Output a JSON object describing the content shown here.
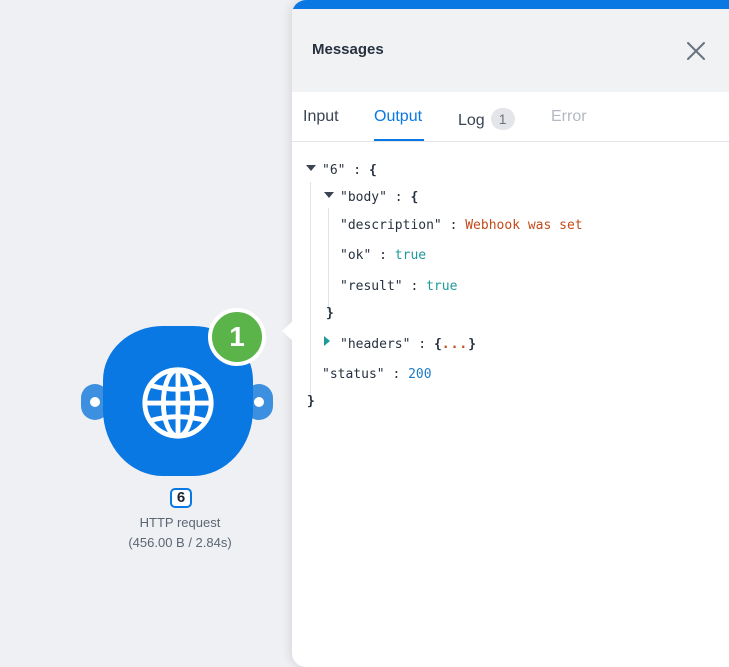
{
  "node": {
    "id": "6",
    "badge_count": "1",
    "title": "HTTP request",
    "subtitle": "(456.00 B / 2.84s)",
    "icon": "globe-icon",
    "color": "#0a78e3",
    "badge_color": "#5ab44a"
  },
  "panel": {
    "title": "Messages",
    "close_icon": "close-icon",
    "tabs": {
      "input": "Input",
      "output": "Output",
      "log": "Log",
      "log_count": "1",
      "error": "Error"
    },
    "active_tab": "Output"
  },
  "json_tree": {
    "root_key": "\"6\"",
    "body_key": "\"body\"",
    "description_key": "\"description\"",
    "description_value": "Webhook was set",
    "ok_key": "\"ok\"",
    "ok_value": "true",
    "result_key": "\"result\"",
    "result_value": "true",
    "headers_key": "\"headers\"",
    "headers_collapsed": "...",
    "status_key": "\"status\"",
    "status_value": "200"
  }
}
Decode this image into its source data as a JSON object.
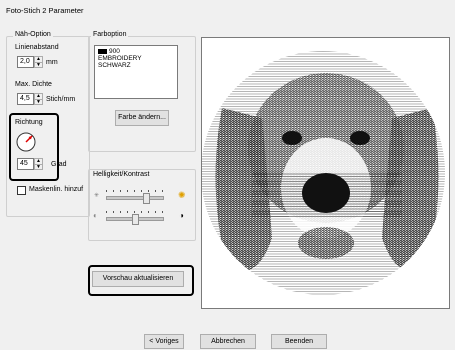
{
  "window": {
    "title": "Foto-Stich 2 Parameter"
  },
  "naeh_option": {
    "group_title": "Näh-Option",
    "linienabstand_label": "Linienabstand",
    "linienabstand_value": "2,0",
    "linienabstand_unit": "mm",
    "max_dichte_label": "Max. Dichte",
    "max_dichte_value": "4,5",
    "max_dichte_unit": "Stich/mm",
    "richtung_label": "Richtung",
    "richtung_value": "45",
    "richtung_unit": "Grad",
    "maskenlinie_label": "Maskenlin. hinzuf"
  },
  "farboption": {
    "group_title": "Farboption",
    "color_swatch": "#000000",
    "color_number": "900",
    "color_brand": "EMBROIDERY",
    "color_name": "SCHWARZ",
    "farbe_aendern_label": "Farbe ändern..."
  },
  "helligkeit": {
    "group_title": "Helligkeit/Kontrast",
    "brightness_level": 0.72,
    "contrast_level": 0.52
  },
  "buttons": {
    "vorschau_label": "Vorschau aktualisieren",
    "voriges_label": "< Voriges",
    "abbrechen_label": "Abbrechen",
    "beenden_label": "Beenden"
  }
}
* * *
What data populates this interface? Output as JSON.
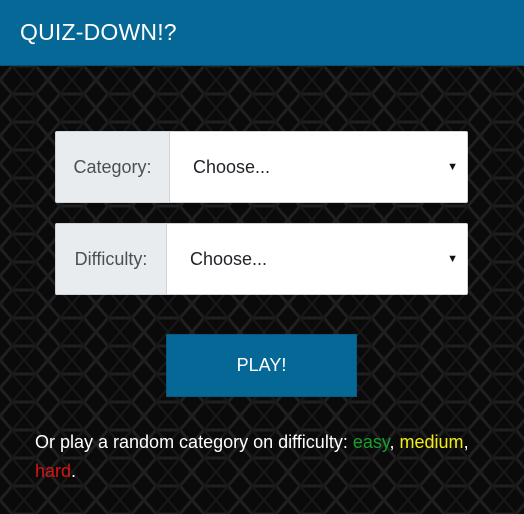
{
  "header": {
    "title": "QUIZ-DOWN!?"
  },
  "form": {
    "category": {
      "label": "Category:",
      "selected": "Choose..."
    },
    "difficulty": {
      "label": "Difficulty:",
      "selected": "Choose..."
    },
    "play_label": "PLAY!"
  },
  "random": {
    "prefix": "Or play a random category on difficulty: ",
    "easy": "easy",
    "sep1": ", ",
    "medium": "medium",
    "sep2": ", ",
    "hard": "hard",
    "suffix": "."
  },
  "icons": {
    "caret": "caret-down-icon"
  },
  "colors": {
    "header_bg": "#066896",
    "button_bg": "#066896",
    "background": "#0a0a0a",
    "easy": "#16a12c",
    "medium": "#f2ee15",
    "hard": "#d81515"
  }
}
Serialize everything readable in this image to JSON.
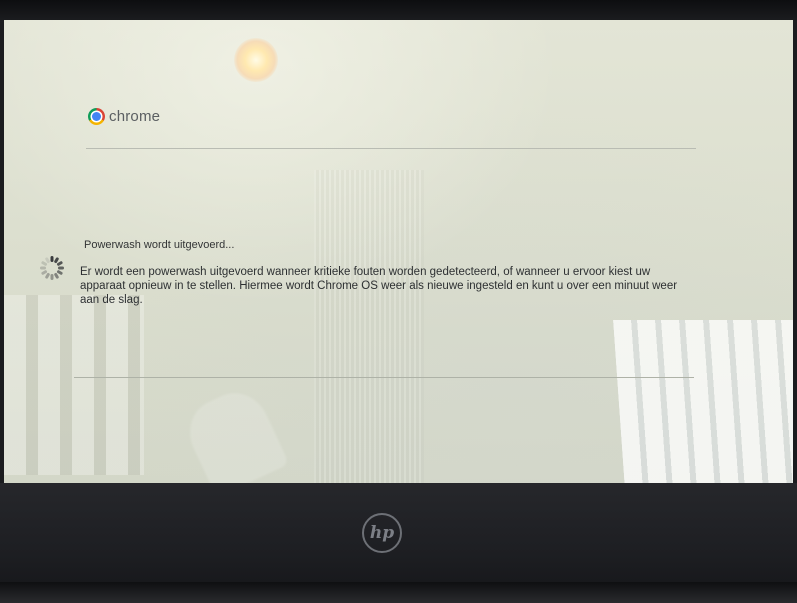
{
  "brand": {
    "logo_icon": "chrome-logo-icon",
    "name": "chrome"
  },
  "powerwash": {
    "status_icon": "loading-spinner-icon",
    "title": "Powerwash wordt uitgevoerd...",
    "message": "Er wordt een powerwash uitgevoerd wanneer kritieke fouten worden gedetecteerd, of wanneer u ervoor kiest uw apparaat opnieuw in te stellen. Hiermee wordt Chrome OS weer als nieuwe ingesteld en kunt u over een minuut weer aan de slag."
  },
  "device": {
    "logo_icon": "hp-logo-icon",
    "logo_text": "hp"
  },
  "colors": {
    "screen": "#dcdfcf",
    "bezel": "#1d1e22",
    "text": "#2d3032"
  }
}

- EXERCISE -
Locate each line with the word "data" and copy it.

- FULL ANSWER -
Decode this image into its source data as a JSON object.
What data populates this interface? Output as JSON.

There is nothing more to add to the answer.